▶ Aim of the task: Copy out all of the data below with no alterations.

▶ Records for this exercise:
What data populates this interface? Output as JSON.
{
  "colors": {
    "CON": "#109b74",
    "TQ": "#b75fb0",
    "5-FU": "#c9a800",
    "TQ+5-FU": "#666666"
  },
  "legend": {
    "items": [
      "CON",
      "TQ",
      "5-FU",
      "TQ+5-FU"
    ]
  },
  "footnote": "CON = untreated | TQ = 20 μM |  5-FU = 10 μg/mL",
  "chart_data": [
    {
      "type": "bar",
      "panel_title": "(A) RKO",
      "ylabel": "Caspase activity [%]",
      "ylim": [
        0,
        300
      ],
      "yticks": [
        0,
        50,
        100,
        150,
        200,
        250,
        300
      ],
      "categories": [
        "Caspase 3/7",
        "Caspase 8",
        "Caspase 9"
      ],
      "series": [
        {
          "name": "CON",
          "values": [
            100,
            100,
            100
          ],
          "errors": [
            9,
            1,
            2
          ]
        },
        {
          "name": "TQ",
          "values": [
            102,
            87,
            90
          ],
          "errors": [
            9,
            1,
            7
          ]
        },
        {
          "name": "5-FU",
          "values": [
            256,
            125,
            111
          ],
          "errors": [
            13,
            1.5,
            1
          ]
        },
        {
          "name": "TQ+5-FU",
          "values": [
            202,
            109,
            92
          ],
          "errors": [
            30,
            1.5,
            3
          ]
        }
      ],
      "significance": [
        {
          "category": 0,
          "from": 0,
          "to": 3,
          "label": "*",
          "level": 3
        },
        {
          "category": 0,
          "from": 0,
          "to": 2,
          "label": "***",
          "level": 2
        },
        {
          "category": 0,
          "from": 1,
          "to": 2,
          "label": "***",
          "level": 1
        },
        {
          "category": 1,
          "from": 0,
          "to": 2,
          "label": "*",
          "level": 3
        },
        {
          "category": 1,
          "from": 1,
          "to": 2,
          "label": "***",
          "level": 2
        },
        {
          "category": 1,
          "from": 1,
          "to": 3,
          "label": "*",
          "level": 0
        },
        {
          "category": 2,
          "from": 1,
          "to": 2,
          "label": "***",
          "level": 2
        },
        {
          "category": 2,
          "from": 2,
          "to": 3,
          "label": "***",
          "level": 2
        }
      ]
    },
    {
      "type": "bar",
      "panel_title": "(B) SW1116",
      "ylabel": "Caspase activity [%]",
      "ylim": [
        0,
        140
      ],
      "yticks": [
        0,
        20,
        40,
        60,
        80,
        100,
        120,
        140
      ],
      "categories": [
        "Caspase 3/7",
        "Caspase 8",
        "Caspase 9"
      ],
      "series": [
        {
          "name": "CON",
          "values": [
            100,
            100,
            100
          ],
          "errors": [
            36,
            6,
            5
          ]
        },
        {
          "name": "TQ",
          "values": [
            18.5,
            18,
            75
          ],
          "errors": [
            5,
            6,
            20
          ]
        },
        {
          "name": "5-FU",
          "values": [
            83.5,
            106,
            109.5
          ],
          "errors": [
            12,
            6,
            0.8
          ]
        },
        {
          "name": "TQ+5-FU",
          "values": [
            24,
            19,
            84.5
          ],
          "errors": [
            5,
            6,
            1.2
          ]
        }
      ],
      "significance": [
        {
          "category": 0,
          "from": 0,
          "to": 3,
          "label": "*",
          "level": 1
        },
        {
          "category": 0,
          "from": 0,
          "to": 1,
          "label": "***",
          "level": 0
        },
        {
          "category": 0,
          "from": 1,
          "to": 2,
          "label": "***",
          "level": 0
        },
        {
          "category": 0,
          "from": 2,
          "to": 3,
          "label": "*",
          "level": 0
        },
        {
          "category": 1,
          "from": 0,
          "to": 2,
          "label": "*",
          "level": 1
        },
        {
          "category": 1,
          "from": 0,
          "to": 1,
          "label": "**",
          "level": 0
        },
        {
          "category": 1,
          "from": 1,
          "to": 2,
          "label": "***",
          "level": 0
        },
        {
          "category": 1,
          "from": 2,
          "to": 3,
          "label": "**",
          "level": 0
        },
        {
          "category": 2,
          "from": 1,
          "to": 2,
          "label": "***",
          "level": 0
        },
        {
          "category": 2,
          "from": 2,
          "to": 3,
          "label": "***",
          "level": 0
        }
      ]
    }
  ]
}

▶ Reply:
What data populates this interface? Output as JSON.
{
  "colors": {
    "CON": "#109b74",
    "TQ": "#b75fb0",
    "5-FU": "#c9a800",
    "TQ+5-FU": "#666666"
  },
  "legend": {
    "items": [
      "CON",
      "TQ",
      "5-FU",
      "TQ+5-FU"
    ]
  },
  "footnote": "CON = untreated | TQ = 20 μM |  5-FU = 10 μg/mL",
  "chart_data": [
    {
      "type": "bar",
      "panel_title": "(A) RKO",
      "ylabel": "Caspase activity [%]",
      "ylim": [
        0,
        300
      ],
      "yticks": [
        0,
        50,
        100,
        150,
        200,
        250,
        300
      ],
      "categories": [
        "Caspase 3/7",
        "Caspase 8",
        "Caspase 9"
      ],
      "series": [
        {
          "name": "CON",
          "values": [
            100,
            100,
            100
          ],
          "errors": [
            9,
            1,
            2
          ]
        },
        {
          "name": "TQ",
          "values": [
            102,
            87,
            90
          ],
          "errors": [
            9,
            1,
            7
          ]
        },
        {
          "name": "5-FU",
          "values": [
            256,
            125,
            111
          ],
          "errors": [
            13,
            1.5,
            1
          ]
        },
        {
          "name": "TQ+5-FU",
          "values": [
            202,
            109,
            92
          ],
          "errors": [
            30,
            1.5,
            3
          ]
        }
      ],
      "significance": [
        {
          "category": 0,
          "from": 0,
          "to": 3,
          "label": "*",
          "level": 3
        },
        {
          "category": 0,
          "from": 0,
          "to": 2,
          "label": "***",
          "level": 2
        },
        {
          "category": 0,
          "from": 1,
          "to": 2,
          "label": "***",
          "level": 1
        },
        {
          "category": 1,
          "from": 0,
          "to": 2,
          "label": "*",
          "level": 3
        },
        {
          "category": 1,
          "from": 1,
          "to": 2,
          "label": "***",
          "level": 2
        },
        {
          "category": 1,
          "from": 1,
          "to": 3,
          "label": "*",
          "level": 0
        },
        {
          "category": 2,
          "from": 1,
          "to": 2,
          "label": "***",
          "level": 2
        },
        {
          "category": 2,
          "from": 2,
          "to": 3,
          "label": "***",
          "level": 2
        }
      ]
    },
    {
      "type": "bar",
      "panel_title": "(B) SW1116",
      "ylabel": "Caspase activity [%]",
      "ylim": [
        0,
        140
      ],
      "yticks": [
        0,
        20,
        40,
        60,
        80,
        100,
        120,
        140
      ],
      "categories": [
        "Caspase 3/7",
        "Caspase 8",
        "Caspase 9"
      ],
      "series": [
        {
          "name": "CON",
          "values": [
            100,
            100,
            100
          ],
          "errors": [
            36,
            6,
            5
          ]
        },
        {
          "name": "TQ",
          "values": [
            18.5,
            18,
            75
          ],
          "errors": [
            5,
            6,
            20
          ]
        },
        {
          "name": "5-FU",
          "values": [
            83.5,
            106,
            109.5
          ],
          "errors": [
            12,
            6,
            0.8
          ]
        },
        {
          "name": "TQ+5-FU",
          "values": [
            24,
            19,
            84.5
          ],
          "errors": [
            5,
            6,
            1.2
          ]
        }
      ],
      "significance": [
        {
          "category": 0,
          "from": 0,
          "to": 3,
          "label": "*",
          "level": 1
        },
        {
          "category": 0,
          "from": 0,
          "to": 1,
          "label": "***",
          "level": 0
        },
        {
          "category": 0,
          "from": 1,
          "to": 2,
          "label": "***",
          "level": 0
        },
        {
          "category": 0,
          "from": 2,
          "to": 3,
          "label": "*",
          "level": 0
        },
        {
          "category": 1,
          "from": 0,
          "to": 2,
          "label": "*",
          "level": 1
        },
        {
          "category": 1,
          "from": 0,
          "to": 1,
          "label": "**",
          "level": 0
        },
        {
          "category": 1,
          "from": 1,
          "to": 2,
          "label": "***",
          "level": 0
        },
        {
          "category": 1,
          "from": 2,
          "to": 3,
          "label": "**",
          "level": 0
        },
        {
          "category": 2,
          "from": 1,
          "to": 2,
          "label": "***",
          "level": 0
        },
        {
          "category": 2,
          "from": 2,
          "to": 3,
          "label": "***",
          "level": 0
        }
      ]
    }
  ]
}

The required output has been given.